Task objective >> Copy every line of the data that includes the string "color".

## Start Entries shown

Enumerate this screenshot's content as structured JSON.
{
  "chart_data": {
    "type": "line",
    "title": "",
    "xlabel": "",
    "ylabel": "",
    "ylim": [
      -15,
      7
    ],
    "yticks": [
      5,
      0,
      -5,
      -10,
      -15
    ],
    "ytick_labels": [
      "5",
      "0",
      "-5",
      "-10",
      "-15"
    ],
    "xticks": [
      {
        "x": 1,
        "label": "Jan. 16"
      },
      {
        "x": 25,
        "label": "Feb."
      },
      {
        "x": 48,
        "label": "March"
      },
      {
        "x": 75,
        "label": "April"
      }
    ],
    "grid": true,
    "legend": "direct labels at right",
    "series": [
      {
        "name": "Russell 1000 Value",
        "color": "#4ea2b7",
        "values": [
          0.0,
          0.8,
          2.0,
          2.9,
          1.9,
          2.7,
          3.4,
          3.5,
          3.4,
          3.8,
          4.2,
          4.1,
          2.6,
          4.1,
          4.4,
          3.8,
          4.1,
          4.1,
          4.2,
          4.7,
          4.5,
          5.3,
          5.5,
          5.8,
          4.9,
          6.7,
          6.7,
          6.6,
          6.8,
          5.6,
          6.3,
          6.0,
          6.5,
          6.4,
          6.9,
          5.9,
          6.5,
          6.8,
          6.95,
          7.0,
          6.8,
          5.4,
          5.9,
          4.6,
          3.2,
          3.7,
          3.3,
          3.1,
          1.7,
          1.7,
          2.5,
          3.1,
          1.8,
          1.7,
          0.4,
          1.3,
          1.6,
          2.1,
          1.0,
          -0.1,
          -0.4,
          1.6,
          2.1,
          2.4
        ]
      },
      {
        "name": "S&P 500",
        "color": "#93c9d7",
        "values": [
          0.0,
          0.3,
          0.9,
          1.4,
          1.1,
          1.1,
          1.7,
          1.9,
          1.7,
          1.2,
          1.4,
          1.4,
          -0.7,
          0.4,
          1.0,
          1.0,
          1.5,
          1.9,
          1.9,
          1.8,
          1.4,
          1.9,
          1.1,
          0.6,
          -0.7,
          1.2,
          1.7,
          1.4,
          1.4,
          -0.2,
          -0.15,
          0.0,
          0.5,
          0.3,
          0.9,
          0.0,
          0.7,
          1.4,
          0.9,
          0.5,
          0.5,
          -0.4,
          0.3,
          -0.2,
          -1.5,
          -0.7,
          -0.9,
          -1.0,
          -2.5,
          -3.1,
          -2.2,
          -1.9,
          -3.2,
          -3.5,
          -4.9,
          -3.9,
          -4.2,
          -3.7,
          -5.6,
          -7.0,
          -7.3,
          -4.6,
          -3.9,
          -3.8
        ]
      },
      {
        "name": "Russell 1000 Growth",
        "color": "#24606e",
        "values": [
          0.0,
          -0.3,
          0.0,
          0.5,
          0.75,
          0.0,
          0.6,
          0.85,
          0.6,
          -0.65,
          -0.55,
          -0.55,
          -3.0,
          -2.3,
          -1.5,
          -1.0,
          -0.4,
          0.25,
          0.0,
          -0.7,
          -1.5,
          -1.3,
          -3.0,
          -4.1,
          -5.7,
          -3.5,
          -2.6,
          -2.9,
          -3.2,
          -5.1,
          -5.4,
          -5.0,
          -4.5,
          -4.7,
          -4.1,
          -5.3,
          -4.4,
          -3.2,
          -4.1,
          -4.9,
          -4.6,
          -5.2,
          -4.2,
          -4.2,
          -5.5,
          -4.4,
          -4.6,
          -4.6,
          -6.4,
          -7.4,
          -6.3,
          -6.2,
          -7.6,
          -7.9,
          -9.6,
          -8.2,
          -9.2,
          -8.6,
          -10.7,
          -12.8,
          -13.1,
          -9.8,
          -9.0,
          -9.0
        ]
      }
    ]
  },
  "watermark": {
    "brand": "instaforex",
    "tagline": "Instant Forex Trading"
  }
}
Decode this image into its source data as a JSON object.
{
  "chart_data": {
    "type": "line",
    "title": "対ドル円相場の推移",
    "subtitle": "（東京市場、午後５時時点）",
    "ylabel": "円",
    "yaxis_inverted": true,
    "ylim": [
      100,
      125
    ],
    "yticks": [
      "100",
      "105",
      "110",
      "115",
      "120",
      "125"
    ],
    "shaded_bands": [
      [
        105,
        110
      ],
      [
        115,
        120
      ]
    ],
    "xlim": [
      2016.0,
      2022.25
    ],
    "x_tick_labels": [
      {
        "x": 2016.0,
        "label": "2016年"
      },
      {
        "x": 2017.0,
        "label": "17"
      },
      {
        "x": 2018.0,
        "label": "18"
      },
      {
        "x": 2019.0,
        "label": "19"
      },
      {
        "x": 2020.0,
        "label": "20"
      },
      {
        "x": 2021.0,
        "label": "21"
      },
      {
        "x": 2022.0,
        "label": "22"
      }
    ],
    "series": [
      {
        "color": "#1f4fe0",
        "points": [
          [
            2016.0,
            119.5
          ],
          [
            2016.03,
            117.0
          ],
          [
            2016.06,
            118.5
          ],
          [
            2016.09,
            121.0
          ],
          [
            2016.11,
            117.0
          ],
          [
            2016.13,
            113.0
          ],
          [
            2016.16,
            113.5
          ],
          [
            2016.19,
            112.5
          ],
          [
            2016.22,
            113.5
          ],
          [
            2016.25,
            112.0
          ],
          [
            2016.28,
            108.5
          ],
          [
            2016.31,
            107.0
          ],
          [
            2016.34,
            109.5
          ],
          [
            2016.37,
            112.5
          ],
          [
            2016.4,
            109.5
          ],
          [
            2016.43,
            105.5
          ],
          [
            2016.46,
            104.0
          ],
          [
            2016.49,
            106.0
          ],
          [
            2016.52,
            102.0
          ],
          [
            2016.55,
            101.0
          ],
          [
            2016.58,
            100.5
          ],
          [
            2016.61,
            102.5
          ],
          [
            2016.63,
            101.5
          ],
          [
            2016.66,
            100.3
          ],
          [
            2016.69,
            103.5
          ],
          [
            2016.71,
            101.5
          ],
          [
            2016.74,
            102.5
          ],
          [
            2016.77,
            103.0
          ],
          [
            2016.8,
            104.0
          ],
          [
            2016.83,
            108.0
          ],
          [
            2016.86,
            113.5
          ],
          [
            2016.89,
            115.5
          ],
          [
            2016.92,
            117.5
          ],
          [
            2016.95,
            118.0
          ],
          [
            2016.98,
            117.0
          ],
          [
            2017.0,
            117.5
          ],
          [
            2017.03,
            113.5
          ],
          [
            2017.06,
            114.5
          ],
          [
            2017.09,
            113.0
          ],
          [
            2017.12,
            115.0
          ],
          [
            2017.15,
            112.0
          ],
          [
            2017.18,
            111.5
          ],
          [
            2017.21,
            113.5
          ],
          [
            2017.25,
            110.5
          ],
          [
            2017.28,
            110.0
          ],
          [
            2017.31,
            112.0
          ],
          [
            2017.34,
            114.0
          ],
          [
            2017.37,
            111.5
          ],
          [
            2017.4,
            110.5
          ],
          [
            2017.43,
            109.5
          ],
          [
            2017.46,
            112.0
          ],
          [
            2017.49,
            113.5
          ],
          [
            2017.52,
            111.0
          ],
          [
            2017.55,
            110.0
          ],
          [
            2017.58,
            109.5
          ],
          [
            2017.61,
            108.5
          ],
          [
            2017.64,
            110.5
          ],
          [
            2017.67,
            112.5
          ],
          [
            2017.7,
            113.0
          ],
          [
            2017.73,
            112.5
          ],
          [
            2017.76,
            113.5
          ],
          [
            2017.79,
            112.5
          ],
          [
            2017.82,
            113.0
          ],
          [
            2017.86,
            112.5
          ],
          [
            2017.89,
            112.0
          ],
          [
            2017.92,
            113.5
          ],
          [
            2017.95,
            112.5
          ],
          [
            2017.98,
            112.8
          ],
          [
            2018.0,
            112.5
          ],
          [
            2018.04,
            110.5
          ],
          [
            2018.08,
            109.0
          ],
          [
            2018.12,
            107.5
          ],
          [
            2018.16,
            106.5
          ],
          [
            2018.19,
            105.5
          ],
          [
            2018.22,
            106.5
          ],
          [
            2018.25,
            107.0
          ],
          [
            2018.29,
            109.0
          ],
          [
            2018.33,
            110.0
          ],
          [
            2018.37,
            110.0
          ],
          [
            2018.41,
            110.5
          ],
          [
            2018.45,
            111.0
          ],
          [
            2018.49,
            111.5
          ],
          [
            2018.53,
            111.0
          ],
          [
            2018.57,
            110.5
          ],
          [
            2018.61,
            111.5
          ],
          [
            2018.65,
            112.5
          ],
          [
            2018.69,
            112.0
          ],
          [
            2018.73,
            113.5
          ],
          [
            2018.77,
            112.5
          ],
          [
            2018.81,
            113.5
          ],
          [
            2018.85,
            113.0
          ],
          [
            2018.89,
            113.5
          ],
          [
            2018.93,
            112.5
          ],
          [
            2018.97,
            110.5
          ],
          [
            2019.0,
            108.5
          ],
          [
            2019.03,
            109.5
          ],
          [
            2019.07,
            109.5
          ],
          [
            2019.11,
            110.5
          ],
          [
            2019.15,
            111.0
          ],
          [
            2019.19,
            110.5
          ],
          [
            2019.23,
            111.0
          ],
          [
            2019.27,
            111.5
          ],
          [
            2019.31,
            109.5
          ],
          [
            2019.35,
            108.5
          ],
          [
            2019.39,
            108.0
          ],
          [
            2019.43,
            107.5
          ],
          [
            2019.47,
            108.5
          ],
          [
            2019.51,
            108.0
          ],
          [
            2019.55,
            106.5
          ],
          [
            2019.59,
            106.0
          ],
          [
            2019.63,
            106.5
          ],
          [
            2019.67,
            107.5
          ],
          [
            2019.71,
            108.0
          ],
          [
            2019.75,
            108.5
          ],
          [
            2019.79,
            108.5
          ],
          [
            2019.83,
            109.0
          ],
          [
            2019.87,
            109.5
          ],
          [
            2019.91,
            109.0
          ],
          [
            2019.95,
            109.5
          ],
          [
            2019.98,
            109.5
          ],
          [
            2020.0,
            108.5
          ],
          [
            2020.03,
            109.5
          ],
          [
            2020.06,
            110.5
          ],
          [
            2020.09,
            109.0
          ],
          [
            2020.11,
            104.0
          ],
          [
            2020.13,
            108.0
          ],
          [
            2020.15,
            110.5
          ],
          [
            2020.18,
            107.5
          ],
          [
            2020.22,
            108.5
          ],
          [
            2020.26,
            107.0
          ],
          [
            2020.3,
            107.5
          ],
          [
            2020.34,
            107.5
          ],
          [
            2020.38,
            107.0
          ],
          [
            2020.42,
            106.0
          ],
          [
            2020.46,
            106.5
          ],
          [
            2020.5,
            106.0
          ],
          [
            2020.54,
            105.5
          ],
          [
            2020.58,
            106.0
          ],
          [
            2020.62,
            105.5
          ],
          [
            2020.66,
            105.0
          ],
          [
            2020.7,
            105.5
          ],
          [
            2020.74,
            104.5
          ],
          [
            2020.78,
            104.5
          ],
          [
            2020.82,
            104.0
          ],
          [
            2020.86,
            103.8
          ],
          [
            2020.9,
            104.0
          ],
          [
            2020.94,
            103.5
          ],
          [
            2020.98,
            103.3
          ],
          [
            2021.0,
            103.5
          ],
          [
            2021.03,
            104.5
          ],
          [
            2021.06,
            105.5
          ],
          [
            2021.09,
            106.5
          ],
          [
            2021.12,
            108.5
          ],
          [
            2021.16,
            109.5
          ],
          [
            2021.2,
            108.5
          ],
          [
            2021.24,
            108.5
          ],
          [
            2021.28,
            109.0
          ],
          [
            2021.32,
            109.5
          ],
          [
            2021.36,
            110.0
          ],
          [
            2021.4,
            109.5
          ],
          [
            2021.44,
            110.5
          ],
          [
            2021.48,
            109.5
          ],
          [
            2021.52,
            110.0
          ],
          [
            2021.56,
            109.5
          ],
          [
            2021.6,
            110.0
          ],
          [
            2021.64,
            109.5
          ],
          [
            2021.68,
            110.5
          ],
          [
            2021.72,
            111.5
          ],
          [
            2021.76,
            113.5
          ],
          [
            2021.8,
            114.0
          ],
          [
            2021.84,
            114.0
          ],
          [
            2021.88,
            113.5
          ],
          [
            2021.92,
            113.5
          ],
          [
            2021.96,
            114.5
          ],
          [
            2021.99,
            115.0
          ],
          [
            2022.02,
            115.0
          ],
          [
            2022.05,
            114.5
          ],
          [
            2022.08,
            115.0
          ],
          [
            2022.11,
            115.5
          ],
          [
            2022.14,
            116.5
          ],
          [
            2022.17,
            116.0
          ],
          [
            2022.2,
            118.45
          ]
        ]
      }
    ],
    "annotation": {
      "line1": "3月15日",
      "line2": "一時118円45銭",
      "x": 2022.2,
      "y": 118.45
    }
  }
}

## End Entries shown

Result for this task >>
        "color": "#4ea2b7",
        "color": "#93c9d7",
        "color": "#24606e",
        "color": "#1f4fe0",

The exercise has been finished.